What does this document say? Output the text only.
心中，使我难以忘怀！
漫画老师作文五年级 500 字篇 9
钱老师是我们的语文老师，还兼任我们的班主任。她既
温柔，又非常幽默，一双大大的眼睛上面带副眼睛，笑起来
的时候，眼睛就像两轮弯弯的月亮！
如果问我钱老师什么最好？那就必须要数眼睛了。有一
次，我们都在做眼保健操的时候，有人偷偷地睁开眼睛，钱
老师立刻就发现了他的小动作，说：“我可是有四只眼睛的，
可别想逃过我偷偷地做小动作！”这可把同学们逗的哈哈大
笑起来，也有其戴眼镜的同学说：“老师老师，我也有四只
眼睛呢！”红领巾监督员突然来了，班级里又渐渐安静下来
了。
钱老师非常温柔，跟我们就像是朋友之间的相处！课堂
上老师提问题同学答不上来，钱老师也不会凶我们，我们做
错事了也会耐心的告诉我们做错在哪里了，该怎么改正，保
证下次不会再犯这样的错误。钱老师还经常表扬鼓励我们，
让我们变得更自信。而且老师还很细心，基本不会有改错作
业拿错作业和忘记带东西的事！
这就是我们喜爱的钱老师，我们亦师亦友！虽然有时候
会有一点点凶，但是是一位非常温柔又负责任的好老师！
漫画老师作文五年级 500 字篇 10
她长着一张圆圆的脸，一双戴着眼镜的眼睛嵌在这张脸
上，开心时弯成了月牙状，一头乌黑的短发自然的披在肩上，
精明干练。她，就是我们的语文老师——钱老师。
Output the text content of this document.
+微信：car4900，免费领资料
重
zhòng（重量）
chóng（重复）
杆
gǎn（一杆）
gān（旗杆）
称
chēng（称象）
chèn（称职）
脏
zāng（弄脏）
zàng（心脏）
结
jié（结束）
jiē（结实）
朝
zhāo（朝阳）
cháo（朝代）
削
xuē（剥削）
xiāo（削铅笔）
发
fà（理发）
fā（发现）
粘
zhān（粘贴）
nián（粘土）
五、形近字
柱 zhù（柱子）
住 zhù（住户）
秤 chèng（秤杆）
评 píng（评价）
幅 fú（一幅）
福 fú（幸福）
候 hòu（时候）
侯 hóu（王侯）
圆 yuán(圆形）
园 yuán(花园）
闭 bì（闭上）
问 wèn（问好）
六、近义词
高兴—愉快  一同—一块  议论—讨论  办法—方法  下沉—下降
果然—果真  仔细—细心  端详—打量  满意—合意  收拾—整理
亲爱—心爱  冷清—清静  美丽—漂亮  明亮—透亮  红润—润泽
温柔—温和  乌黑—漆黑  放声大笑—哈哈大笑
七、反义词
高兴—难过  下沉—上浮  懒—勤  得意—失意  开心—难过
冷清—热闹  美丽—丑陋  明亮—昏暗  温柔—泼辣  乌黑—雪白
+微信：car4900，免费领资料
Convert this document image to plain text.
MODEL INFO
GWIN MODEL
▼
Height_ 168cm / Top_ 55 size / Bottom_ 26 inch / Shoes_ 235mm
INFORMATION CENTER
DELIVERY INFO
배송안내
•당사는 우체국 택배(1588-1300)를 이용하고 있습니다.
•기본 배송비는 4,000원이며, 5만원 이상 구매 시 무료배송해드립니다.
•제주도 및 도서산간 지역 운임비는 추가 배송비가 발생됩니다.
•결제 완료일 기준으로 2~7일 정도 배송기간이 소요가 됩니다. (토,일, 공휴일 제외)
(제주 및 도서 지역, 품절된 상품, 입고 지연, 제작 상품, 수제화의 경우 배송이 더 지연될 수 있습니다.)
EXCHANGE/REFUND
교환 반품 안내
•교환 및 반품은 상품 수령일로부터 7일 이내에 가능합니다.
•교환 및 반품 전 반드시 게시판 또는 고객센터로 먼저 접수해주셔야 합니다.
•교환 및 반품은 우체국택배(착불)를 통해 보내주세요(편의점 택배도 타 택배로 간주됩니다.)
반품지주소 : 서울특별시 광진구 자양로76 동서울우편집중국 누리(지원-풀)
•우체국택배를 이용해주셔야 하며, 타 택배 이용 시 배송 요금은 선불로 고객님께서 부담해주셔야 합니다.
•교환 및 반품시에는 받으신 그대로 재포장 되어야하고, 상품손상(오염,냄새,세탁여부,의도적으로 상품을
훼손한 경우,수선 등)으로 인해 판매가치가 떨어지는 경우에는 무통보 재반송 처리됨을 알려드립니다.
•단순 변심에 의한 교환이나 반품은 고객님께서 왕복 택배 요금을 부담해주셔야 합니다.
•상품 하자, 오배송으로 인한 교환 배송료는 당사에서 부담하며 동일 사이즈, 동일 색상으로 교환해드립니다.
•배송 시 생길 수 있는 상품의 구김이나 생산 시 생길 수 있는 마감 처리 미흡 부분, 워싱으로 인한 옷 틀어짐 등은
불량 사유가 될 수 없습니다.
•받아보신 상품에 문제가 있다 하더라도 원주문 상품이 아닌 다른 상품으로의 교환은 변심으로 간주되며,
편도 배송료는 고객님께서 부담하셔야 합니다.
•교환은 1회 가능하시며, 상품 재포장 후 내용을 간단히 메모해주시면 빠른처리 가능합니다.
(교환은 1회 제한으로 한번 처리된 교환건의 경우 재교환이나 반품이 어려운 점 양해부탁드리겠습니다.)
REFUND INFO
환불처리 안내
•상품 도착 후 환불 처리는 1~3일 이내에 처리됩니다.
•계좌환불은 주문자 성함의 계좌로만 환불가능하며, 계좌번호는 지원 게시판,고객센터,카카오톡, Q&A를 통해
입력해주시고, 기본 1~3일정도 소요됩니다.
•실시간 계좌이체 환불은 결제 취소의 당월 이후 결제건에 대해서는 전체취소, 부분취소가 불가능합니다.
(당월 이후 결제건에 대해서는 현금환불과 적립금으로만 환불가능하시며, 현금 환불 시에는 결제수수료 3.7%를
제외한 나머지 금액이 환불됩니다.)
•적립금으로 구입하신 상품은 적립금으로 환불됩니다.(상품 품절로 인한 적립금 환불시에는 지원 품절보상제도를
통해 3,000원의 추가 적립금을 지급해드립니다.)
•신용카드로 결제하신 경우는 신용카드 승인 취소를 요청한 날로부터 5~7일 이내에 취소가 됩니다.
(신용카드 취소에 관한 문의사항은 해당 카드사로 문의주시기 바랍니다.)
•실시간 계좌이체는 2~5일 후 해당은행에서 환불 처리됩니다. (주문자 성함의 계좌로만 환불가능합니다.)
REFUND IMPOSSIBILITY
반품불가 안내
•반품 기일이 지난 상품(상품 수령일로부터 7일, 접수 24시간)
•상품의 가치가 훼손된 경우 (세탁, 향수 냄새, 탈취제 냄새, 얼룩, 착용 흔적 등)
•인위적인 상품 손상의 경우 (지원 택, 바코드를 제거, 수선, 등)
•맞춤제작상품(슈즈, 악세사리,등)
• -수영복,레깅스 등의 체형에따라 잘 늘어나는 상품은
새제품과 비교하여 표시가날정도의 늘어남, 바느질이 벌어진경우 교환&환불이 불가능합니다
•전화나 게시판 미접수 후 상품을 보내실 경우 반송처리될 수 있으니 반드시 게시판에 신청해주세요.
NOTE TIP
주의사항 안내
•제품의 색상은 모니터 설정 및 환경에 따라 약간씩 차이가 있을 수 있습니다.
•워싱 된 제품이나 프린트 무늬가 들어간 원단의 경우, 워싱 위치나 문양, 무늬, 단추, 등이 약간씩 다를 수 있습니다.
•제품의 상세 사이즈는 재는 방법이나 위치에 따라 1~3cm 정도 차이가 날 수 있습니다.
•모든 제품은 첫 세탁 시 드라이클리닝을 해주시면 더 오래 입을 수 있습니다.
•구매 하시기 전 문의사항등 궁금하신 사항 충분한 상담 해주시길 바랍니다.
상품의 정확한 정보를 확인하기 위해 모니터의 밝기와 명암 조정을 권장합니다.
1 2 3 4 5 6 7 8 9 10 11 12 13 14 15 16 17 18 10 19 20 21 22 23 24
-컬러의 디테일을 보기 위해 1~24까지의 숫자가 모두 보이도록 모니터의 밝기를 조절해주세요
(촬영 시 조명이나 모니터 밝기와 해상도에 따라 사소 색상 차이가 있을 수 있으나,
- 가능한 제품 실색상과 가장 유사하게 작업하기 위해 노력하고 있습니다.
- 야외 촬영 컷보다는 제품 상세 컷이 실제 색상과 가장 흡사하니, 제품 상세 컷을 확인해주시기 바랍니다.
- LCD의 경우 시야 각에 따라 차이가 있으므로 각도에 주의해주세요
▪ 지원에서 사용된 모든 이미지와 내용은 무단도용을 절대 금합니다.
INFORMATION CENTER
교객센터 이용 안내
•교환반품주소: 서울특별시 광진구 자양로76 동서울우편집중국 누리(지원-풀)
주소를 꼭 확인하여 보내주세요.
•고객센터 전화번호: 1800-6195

::::

• [What is required] Using the material above, copy every line in which the string "바랍니다" occurs.

• [Output for this task]
(신용카드 취소에 관한 문의사항은 해당 카드사로 문의주시기 바랍니다.)
•구매 하시기 전 문의사항등 궁금하신 사항 충분한 상담 해주시길 바랍니다.
- 야외 촬영 컷보다는 제품 상세 컷이 실제 색상과 가장 흡사하니, 제품 상세 컷을 확인해주시기 바랍니다.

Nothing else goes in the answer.